**Set exercise**
Among the lines listed below, count those that include the string "maladies", and state only the count.

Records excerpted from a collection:
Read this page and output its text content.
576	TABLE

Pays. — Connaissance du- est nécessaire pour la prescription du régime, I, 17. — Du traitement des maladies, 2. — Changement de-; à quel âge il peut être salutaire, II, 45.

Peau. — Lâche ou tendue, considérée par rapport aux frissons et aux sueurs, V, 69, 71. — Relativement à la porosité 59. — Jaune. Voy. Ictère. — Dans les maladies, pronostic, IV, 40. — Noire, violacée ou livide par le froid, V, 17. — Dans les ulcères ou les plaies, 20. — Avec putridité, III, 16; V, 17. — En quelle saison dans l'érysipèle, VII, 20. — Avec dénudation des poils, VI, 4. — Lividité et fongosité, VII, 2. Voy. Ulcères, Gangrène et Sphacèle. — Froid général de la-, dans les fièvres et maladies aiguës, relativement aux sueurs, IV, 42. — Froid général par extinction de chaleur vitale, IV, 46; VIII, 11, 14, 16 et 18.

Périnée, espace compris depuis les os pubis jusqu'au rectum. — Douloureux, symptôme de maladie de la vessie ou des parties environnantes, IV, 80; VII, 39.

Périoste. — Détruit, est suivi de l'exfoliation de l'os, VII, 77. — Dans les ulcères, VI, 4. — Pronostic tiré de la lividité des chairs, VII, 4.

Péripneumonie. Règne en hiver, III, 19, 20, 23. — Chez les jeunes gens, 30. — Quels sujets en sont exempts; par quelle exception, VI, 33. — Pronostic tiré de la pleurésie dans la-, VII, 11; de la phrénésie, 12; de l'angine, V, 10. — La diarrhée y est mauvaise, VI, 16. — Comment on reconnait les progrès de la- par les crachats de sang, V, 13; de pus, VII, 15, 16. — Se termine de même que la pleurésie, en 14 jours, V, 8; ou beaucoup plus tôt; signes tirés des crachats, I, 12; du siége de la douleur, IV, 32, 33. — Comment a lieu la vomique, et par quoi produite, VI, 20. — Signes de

...

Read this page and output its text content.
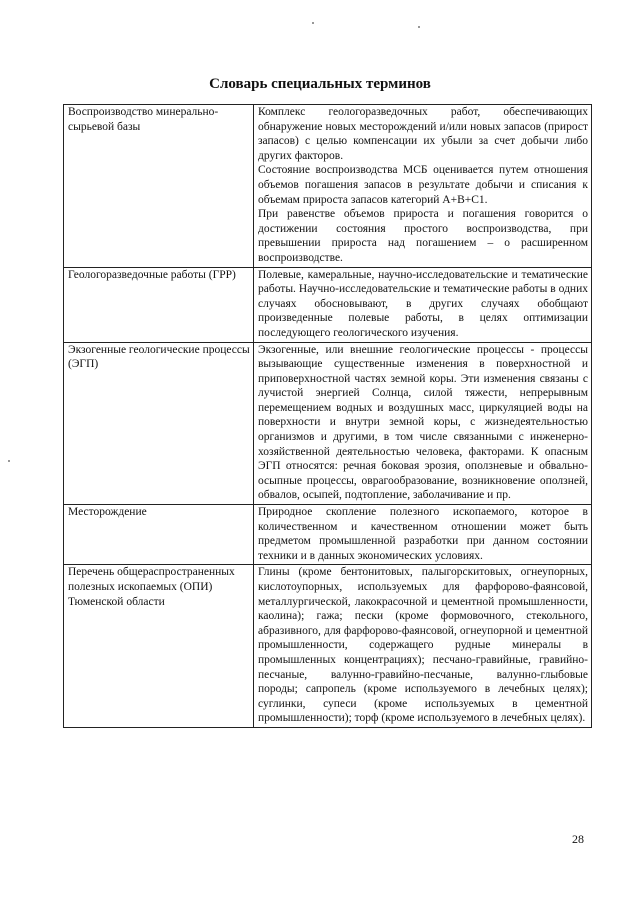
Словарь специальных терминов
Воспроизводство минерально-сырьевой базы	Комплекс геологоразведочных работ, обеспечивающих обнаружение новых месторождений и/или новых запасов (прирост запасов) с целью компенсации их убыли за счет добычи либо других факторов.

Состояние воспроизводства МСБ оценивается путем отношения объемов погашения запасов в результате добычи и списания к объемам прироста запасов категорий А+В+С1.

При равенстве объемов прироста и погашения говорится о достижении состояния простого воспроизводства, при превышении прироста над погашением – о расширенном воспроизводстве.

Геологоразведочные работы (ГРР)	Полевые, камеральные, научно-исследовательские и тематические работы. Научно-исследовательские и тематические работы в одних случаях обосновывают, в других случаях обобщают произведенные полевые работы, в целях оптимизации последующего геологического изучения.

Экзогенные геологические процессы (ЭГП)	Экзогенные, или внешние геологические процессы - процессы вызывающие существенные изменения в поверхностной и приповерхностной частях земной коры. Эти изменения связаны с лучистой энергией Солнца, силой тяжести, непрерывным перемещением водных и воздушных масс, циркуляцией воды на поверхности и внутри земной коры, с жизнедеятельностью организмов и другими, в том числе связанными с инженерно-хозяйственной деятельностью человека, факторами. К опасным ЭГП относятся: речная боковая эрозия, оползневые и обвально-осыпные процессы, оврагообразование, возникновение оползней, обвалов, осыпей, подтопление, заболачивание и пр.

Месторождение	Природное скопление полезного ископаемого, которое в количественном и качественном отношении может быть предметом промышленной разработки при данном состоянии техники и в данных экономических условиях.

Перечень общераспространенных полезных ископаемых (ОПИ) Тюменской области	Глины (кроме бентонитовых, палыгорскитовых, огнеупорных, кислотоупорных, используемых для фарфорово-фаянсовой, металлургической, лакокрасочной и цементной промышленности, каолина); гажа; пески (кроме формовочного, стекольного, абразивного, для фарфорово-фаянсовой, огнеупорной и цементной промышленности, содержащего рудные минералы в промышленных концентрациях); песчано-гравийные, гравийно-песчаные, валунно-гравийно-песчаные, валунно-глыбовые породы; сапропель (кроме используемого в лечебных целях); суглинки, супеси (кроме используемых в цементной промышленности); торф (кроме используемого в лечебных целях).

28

* * *

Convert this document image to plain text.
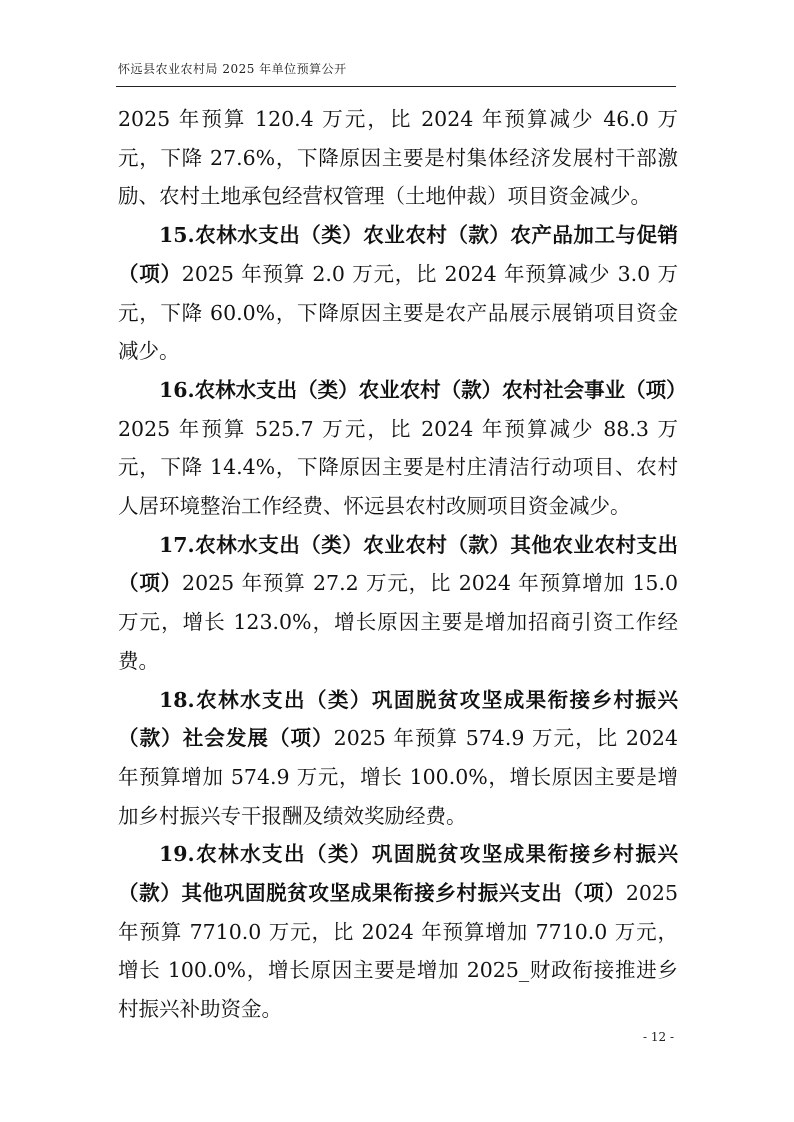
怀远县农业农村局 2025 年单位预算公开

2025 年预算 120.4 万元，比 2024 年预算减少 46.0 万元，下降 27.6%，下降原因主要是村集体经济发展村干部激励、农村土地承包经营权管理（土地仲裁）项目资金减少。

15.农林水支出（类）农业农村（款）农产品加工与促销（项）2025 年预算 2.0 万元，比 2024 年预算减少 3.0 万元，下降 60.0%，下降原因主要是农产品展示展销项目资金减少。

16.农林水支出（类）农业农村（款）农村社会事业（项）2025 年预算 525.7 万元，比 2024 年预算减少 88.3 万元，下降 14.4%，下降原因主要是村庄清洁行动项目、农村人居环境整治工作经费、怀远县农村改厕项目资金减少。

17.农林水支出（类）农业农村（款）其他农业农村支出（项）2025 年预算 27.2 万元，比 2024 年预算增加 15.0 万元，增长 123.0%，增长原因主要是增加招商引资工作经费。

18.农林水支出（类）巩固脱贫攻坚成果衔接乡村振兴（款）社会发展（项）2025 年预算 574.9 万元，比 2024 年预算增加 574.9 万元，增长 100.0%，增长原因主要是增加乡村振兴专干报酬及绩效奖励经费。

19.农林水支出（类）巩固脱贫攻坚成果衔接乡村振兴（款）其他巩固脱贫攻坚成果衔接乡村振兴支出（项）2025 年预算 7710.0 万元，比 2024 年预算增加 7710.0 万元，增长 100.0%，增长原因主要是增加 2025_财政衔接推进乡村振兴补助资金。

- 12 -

**Response to the exercise**
2